What the task requires
Search the listing below for the string "Dermal" and copy every line where it occurs.

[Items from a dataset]
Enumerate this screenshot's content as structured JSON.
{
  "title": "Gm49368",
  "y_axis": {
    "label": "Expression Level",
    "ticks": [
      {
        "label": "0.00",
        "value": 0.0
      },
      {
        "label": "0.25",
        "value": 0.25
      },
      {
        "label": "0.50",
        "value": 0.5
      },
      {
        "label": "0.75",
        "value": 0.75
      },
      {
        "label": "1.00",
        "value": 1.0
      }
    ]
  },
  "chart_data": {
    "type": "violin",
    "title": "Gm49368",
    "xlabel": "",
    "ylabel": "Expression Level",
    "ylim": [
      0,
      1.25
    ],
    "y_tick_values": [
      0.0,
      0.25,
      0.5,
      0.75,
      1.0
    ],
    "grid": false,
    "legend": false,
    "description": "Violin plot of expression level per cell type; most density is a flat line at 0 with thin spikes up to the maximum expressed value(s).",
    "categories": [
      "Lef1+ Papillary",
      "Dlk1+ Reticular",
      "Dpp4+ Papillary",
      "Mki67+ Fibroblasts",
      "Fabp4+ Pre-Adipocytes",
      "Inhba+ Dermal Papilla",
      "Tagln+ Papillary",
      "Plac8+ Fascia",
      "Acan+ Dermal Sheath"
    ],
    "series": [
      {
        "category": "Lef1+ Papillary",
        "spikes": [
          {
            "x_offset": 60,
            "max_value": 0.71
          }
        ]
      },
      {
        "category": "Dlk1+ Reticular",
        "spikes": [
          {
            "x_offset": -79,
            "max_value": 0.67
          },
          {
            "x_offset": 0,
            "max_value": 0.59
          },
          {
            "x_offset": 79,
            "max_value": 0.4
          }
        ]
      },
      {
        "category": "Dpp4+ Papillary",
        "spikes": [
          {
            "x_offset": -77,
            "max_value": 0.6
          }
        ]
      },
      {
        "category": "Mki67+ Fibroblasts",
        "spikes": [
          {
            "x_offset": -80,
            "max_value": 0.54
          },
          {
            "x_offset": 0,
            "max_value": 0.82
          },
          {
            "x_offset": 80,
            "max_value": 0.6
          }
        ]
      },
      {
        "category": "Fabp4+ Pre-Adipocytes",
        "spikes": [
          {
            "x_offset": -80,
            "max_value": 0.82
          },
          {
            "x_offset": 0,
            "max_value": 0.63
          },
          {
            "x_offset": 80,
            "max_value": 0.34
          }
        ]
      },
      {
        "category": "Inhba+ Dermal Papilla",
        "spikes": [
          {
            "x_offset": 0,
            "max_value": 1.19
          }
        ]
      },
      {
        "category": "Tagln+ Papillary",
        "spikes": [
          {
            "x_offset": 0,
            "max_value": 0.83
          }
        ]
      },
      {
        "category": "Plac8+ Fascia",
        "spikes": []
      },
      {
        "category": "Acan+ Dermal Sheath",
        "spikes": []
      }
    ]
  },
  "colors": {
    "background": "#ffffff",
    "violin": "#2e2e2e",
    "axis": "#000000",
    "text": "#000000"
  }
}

Task solution
      "Inhba+ Dermal Papilla",
      "Acan+ Dermal Sheath"
        "category": "Inhba+ Dermal Papilla",
        "category": "Acan+ Dermal Sheath",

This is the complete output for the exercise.